------ ESTRATTO DELLA PAGINA
Il reato contestato, il doppio giudizio di merito e il giudizio di rinvio.
Nel caso di specie, all’indagata tratta a giudizio nella qualità di infermiera ospedaliera, era stato contestato il delitto di omicidio colposo in cooperazione con altri sanitari, per aver cagionato il decesso del paziente da crisi cardiaca.
In particolare, secondo l’ipotesi accusatoria, nella catena causale che ha condotto al decesso del paziente, concorrevano sia la condotta del medico consistita nell’ingiustificata anticipazione dell’espianto del defibrillatore cardiaco impiantabile che era applicato paziente, sia, ed è questo il punto in diritto qualificante il processo, quella dell’infermiera che aveva in precedenza disinstallato il meccanismo di attivazione dell’allarme sonoro collocato sul letto del paziente, utile a segnalare eventuali malesseri cardiaci, peraltro non riattivato dall’infermiera al termine del servizio e senza darne informazione agli altri sanitari.
------------
------ INSIEME DI DATI
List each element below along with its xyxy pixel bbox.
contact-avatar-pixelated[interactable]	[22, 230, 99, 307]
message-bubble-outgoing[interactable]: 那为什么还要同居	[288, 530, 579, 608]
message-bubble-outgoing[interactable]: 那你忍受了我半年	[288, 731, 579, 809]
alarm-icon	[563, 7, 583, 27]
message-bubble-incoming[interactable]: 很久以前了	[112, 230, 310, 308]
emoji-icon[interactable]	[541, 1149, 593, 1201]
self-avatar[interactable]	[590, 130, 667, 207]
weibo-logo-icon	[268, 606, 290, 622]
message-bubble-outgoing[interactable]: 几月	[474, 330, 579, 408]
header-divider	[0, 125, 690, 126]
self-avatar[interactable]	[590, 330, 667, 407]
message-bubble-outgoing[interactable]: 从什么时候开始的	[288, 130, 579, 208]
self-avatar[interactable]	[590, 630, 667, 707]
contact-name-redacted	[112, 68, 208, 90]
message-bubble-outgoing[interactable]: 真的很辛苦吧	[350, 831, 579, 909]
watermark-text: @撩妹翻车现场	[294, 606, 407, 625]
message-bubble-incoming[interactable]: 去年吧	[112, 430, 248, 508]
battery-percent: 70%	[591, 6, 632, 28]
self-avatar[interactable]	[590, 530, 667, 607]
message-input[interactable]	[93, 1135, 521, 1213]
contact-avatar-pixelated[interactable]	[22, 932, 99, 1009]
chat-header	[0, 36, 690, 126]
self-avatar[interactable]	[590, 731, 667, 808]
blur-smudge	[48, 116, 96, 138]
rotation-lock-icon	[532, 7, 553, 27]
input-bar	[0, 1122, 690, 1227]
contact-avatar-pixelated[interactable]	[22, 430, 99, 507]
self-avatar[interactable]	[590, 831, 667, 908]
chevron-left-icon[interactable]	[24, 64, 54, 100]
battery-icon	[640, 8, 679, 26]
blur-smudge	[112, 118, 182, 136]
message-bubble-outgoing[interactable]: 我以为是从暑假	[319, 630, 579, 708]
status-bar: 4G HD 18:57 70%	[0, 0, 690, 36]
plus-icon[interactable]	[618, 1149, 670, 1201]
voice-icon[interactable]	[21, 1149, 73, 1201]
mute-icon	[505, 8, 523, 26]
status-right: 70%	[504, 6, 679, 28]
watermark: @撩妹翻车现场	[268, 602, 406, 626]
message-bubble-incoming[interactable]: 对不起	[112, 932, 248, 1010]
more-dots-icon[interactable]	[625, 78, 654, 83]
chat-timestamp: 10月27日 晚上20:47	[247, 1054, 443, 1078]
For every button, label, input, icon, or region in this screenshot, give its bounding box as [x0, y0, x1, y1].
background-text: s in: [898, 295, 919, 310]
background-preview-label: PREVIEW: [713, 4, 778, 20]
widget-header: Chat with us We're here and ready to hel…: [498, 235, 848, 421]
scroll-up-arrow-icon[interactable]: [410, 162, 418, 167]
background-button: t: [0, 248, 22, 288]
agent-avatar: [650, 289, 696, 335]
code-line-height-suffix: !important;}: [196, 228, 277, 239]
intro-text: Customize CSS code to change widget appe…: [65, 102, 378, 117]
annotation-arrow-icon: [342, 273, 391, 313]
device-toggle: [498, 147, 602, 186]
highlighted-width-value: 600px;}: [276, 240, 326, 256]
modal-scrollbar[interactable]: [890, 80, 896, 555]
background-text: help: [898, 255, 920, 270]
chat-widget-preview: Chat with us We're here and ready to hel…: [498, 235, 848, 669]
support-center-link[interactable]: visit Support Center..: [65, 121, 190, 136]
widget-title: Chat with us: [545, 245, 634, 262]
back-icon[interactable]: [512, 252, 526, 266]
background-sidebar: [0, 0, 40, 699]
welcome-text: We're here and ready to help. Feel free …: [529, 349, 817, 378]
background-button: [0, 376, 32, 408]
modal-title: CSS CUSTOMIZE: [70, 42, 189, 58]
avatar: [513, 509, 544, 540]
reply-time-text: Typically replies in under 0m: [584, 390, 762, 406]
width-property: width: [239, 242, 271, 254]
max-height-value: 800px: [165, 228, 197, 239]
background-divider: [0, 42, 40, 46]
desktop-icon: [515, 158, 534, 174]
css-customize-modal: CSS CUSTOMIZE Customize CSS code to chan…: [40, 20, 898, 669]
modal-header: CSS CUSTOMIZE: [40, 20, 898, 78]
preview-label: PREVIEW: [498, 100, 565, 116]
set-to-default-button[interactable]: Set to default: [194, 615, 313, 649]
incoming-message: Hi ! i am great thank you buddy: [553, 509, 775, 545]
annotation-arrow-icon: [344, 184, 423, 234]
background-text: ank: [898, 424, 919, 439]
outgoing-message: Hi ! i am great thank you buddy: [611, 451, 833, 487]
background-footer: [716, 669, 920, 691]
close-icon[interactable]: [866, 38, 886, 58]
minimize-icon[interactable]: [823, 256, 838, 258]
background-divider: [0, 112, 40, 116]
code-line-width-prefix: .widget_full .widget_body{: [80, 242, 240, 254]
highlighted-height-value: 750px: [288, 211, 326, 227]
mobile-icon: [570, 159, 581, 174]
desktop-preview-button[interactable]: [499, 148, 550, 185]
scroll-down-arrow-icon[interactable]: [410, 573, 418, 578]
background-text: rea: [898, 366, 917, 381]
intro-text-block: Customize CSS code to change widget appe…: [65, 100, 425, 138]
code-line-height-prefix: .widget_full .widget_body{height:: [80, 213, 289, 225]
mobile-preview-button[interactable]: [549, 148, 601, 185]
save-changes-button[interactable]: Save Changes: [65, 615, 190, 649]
------------
--- SCOPO DEL COMPITO ---
Per ciascuna affermazione indica, per favore, se concorda con l'estratto, rispondendo sì o no e citando alla lettera le parole decisive. (a) All'infermiera era stato contestato l'omicidio colposo in cooperazione con altri sanitari. (b) Il paziente è morto per una crisi respiratoria. (c) L'infermiera aveva riattivato l'allarme sonoro al termine del servizio.

--- SOLUZIONE QUI SOTTO ---
(a) Sì: «era stato contestato il delitto di omicidio colposo in cooperazione con altri sanitari».
(b) No: «il decesso del paziente da crisi cardiaca».
(c) No: «peraltro non riattivato dall’infermiera al termine del servizio».